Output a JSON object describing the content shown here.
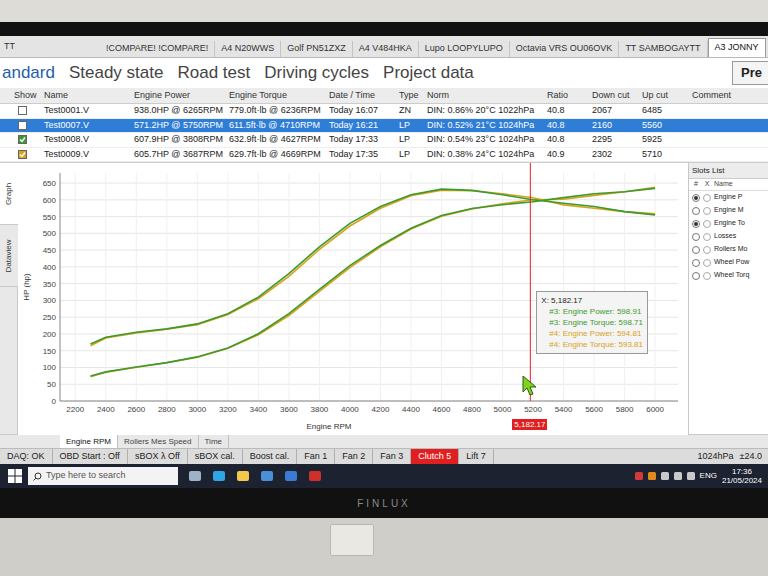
{
  "window": {
    "title": "TT"
  },
  "file_tabs": [
    {
      "label": "!COMPARE! !COMPARE!",
      "selected": false
    },
    {
      "label": "A4 N20WWS",
      "selected": false
    },
    {
      "label": "Golf PN51ZXZ",
      "selected": false
    },
    {
      "label": "A4 V484HKA",
      "selected": false
    },
    {
      "label": "Lupo LOOPYLUPO",
      "selected": false
    },
    {
      "label": "Octavia VRS OU06OVK",
      "selected": false
    },
    {
      "label": "TT SAMBOGAYTT",
      "selected": false
    },
    {
      "label": "A3 JONNY",
      "selected": true
    },
    {
      "label": "+",
      "selected": false
    }
  ],
  "mode_tabs": [
    {
      "label": "andard",
      "selected": true
    },
    {
      "label": "Steady state",
      "selected": false
    },
    {
      "label": "Road test",
      "selected": false
    },
    {
      "label": "Driving cycles",
      "selected": false
    },
    {
      "label": "Project data",
      "selected": false
    }
  ],
  "pre_button": "Pre",
  "table": {
    "columns": [
      "Show",
      "Name",
      "Engine Power",
      "Engine Torque",
      "Date / Time",
      "Type",
      "Norm",
      "Ratio",
      "Down cut",
      "Up cut",
      "Comment"
    ],
    "rows": [
      {
        "checked": false,
        "selected": false,
        "color": "#ffffff",
        "cells": [
          "Test0001.V",
          "938.0HP @ 6265RPM",
          "779.0ft·lb @ 6236RPM",
          "Today 16:07",
          "ZN",
          "DIN: 0.86% 20°C 1022hPa",
          "40.8",
          "2067",
          "6485"
        ]
      },
      {
        "checked": false,
        "selected": true,
        "color": "#ffffff",
        "cells": [
          "Test0007.V",
          "571.2HP @ 5750RPM",
          "611.5ft·lb @ 4710RPM",
          "Today 16:21",
          "LP",
          "DIN: 0.52% 21°C 1024hPa",
          "40.8",
          "2160",
          "5560"
        ]
      },
      {
        "checked": true,
        "selected": false,
        "color": "#3c9a2e",
        "cells": [
          "Test0008.V",
          "607.9HP @ 3808RPM",
          "632.9ft·lb @ 4627RPM",
          "Today 17:33",
          "LP",
          "DIN: 0.54% 23°C 1024hPa",
          "40.8",
          "2295",
          "5925"
        ]
      },
      {
        "checked": true,
        "selected": false,
        "color": "#d9a21b",
        "cells": [
          "Test0009.V",
          "605.7HP @ 3687RPM",
          "629.7ft·lb @ 4669RPM",
          "Today 17:35",
          "LP",
          "DIN: 0.38% 24°C 1024hPa",
          "40.9",
          "2302",
          "5710"
        ]
      }
    ]
  },
  "side_tabs": [
    {
      "label": "Graph",
      "selected": true
    },
    {
      "label": "Dataview",
      "selected": false
    }
  ],
  "chart": {
    "y_label": "HP (hp)",
    "x_label": "Engine RPM",
    "y_ticks": [
      "0",
      "50",
      "100",
      "150",
      "200",
      "250",
      "300",
      "350",
      "400",
      "450",
      "500",
      "550",
      "600",
      "650"
    ],
    "x_ticks": [
      "2200",
      "2400",
      "2600",
      "2800",
      "3000",
      "3200",
      "3400",
      "3600",
      "3800",
      "4000",
      "4200",
      "4400",
      "4600",
      "4800",
      "5000",
      "5200",
      "5400",
      "5600",
      "5800",
      "6000"
    ],
    "rpm": [
      2300,
      2400,
      2600,
      2800,
      3000,
      3200,
      3400,
      3600,
      3800,
      4000,
      4200,
      4400,
      4600,
      4800,
      5000,
      5200,
      5400,
      5600,
      5800,
      6000
    ],
    "series": [
      {
        "color": "#d9a21b",
        "values": [
          165,
          188,
          203,
          214,
          228,
          258,
          305,
          372,
          452,
          522,
          575,
          612,
          629,
          627,
          618,
          606,
          585,
          575,
          565,
          558
        ]
      },
      {
        "color": "#d9a21b",
        "values": [
          72.3,
          85.9,
          100.5,
          114.1,
          130.2,
          157.2,
          197.4,
          255.0,
          327.0,
          397.6,
          459.8,
          512.7,
          550.9,
          573.0,
          588.3,
          600.0,
          601.5,
          613.1,
          624.0,
          637.5
        ]
      },
      {
        "color": "#3c9a2e",
        "values": [
          170,
          190,
          205,
          215,
          230,
          260,
          310,
          380,
          460,
          530,
          580,
          615,
          632,
          628,
          615,
          600,
          590,
          580,
          565,
          555
        ]
      },
      {
        "color": "#3c9a2e",
        "values": [
          74.4,
          86.8,
          101.5,
          114.6,
          131.4,
          158.4,
          200.7,
          260.5,
          332.8,
          403.7,
          463.8,
          515.2,
          553.5,
          574.0,
          585.5,
          594.1,
          606.6,
          618.4,
          624.0,
          634.0
        ]
      }
    ],
    "cursor": {
      "rpm": 5182.17,
      "label": "5,182.17"
    },
    "tooltip": {
      "title": "X: 5,182.17",
      "lines": [
        {
          "text": "#3: Engine Power: 598.91",
          "color": "#3c9a2e"
        },
        {
          "text": "#3: Engine Torque: 598.71",
          "color": "#3c9a2e"
        },
        {
          "text": "#4: Engine Power: 594.81",
          "color": "#d9a21b"
        },
        {
          "text": "#4: Engine Torque: 593.81",
          "color": "#d9a21b"
        }
      ]
    }
  },
  "slots": {
    "title": "Slots List",
    "columns": [
      "#",
      "X",
      "Name"
    ],
    "items": [
      {
        "label": "Engine P",
        "selected": true
      },
      {
        "label": "Engine M",
        "selected": false
      },
      {
        "label": "Engine To",
        "selected": true
      },
      {
        "label": "Losses",
        "selected": false
      },
      {
        "label": "Rollers Mo",
        "selected": false
      },
      {
        "label": "Wheel Pow",
        "selected": false
      },
      {
        "label": "Wheel Torq",
        "selected": false
      }
    ]
  },
  "bottom_tabs": [
    {
      "label": "Engine RPM",
      "selected": true
    },
    {
      "label": "Rollers Mes Speed",
      "selected": false
    },
    {
      "label": "Time",
      "selected": false
    }
  ],
  "status_bar": {
    "items": [
      {
        "label": "DAQ: OK",
        "alert": false
      },
      {
        "label": "OBD Start : Off",
        "alert": false
      },
      {
        "label": "sBOX λ Off",
        "alert": false
      },
      {
        "label": "sBOX cal.",
        "alert": false
      },
      {
        "label": "Boost cal.",
        "alert": false
      },
      {
        "label": "Fan 1",
        "alert": false
      },
      {
        "label": "Fan 2",
        "alert": false
      },
      {
        "label": "Fan 3",
        "alert": false
      },
      {
        "label": "Clutch 5",
        "alert": true
      },
      {
        "label": "Lift 7",
        "alert": false
      }
    ],
    "pressure": "1024hPa",
    "temperature": "±24.0"
  },
  "taskbar": {
    "search": "Type here to search",
    "language": "ENG",
    "time": "17:36",
    "date": "21/05/2024"
  },
  "monitor": {
    "brand": "FINLUX"
  }
}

Your task → Copy all the records above exactly, but leave out the pictures.

Correct answer →
Output a JSON object describing the content shown here.
{
  "window": {
    "title": "TT"
  },
  "file_tabs": [
    {
      "label": "!COMPARE! !COMPARE!",
      "selected": false
    },
    {
      "label": "A4 N20WWS",
      "selected": false
    },
    {
      "label": "Golf PN51ZXZ",
      "selected": false
    },
    {
      "label": "A4 V484HKA",
      "selected": false
    },
    {
      "label": "Lupo LOOPYLUPO",
      "selected": false
    },
    {
      "label": "Octavia VRS OU06OVK",
      "selected": false
    },
    {
      "label": "TT SAMBOGAYTT",
      "selected": false
    },
    {
      "label": "A3 JONNY",
      "selected": true
    },
    {
      "label": "+",
      "selected": false
    }
  ],
  "mode_tabs": [
    {
      "label": "andard",
      "selected": true
    },
    {
      "label": "Steady state",
      "selected": false
    },
    {
      "label": "Road test",
      "selected": false
    },
    {
      "label": "Driving cycles",
      "selected": false
    },
    {
      "label": "Project data",
      "selected": false
    }
  ],
  "pre_button": "Pre",
  "table": {
    "columns": [
      "Show",
      "Name",
      "Engine Power",
      "Engine Torque",
      "Date / Time",
      "Type",
      "Norm",
      "Ratio",
      "Down cut",
      "Up cut",
      "Comment"
    ],
    "rows": [
      {
        "checked": false,
        "selected": false,
        "color": "#ffffff",
        "cells": [
          "Test0001.V",
          "938.0HP @ 6265RPM",
          "779.0ft·lb @ 6236RPM",
          "Today 16:07",
          "ZN",
          "DIN: 0.86% 20°C 1022hPa",
          "40.8",
          "2067",
          "6485"
        ]
      },
      {
        "checked": false,
        "selected": true,
        "color": "#ffffff",
        "cells": [
          "Test0007.V",
          "571.2HP @ 5750RPM",
          "611.5ft·lb @ 4710RPM",
          "Today 16:21",
          "LP",
          "DIN: 0.52% 21°C 1024hPa",
          "40.8",
          "2160",
          "5560"
        ]
      },
      {
        "checked": true,
        "selected": false,
        "color": "#3c9a2e",
        "cells": [
          "Test0008.V",
          "607.9HP @ 3808RPM",
          "632.9ft·lb @ 4627RPM",
          "Today 17:33",
          "LP",
          "DIN: 0.54% 23°C 1024hPa",
          "40.8",
          "2295",
          "5925"
        ]
      },
      {
        "checked": true,
        "selected": false,
        "color": "#d9a21b",
        "cells": [
          "Test0009.V",
          "605.7HP @ 3687RPM",
          "629.7ft·lb @ 4669RPM",
          "Today 17:35",
          "LP",
          "DIN: 0.38% 24°C 1024hPa",
          "40.9",
          "2302",
          "5710"
        ]
      }
    ]
  },
  "side_tabs": [
    {
      "label": "Graph",
      "selected": true
    },
    {
      "label": "Dataview",
      "selected": false
    }
  ],
  "chart": {
    "y_label": "HP (hp)",
    "x_label": "Engine RPM",
    "y_ticks": [
      "0",
      "50",
      "100",
      "150",
      "200",
      "250",
      "300",
      "350",
      "400",
      "450",
      "500",
      "550",
      "600",
      "650"
    ],
    "x_ticks": [
      "2200",
      "2400",
      "2600",
      "2800",
      "3000",
      "3200",
      "3400",
      "3600",
      "3800",
      "4000",
      "4200",
      "4400",
      "4600",
      "4800",
      "5000",
      "5200",
      "5400",
      "5600",
      "5800",
      "6000"
    ],
    "rpm": [
      2300,
      2400,
      2600,
      2800,
      3000,
      3200,
      3400,
      3600,
      3800,
      4000,
      4200,
      4400,
      4600,
      4800,
      5000,
      5200,
      5400,
      5600,
      5800,
      6000
    ],
    "series": [
      {
        "color": "#d9a21b",
        "values": [
          165,
          188,
          203,
          214,
          228,
          258,
          305,
          372,
          452,
          522,
          575,
          612,
          629,
          627,
          618,
          606,
          585,
          575,
          565,
          558
        ]
      },
      {
        "color": "#d9a21b",
        "values": [
          72.3,
          85.9,
          100.5,
          114.1,
          130.2,
          157.2,
          197.4,
          255.0,
          327.0,
          397.6,
          459.8,
          512.7,
          550.9,
          573.0,
          588.3,
          600.0,
          601.5,
          613.1,
          624.0,
          637.5
        ]
      },
      {
        "color": "#3c9a2e",
        "values": [
          170,
          190,
          205,
          215,
          230,
          260,
          310,
          380,
          460,
          530,
          580,
          615,
          632,
          628,
          615,
          600,
          590,
          580,
          565,
          555
        ]
      },
      {
        "color": "#3c9a2e",
        "values": [
          74.4,
          86.8,
          101.5,
          114.6,
          131.4,
          158.4,
          200.7,
          260.5,
          332.8,
          403.7,
          463.8,
          515.2,
          553.5,
          574.0,
          585.5,
          594.1,
          606.6,
          618.4,
          624.0,
          634.0
        ]
      }
    ],
    "cursor": {
      "rpm": 5182.17,
      "label": "5,182.17"
    },
    "tooltip": {
      "title": "X: 5,182.17",
      "lines": [
        {
          "text": "#3: Engine Power: 598.91",
          "color": "#3c9a2e"
        },
        {
          "text": "#3: Engine Torque: 598.71",
          "color": "#3c9a2e"
        },
        {
          "text": "#4: Engine Power: 594.81",
          "color": "#d9a21b"
        },
        {
          "text": "#4: Engine Torque: 593.81",
          "color": "#d9a21b"
        }
      ]
    }
  },
  "slots": {
    "title": "Slots List",
    "columns": [
      "#",
      "X",
      "Name"
    ],
    "items": [
      {
        "label": "Engine P",
        "selected": true
      },
      {
        "label": "Engine M",
        "selected": false
      },
      {
        "label": "Engine To",
        "selected": true
      },
      {
        "label": "Losses",
        "selected": false
      },
      {
        "label": "Rollers Mo",
        "selected": false
      },
      {
        "label": "Wheel Pow",
        "selected": false
      },
      {
        "label": "Wheel Torq",
        "selected": false
      }
    ]
  },
  "bottom_tabs": [
    {
      "label": "Engine RPM",
      "selected": true
    },
    {
      "label": "Rollers Mes Speed",
      "selected": false
    },
    {
      "label": "Time",
      "selected": false
    }
  ],
  "status_bar": {
    "items": [
      {
        "label": "DAQ: OK",
        "alert": false
      },
      {
        "label": "OBD Start : Off",
        "alert": false
      },
      {
        "label": "sBOX λ Off",
        "alert": false
      },
      {
        "label": "sBOX cal.",
        "alert": false
      },
      {
        "label": "Boost cal.",
        "alert": false
      },
      {
        "label": "Fan 1",
        "alert": false
      },
      {
        "label": "Fan 2",
        "alert": false
      },
      {
        "label": "Fan 3",
        "alert": false
      },
      {
        "label": "Clutch 5",
        "alert": true
      },
      {
        "label": "Lift 7",
        "alert": false
      }
    ],
    "pressure": "1024hPa",
    "temperature": "±24.0"
  },
  "taskbar": {
    "search": "Type here to search",
    "language": "ENG",
    "time": "17:36",
    "date": "21/05/2024"
  },
  "monitor": {
    "brand": "FINLUX"
  }
}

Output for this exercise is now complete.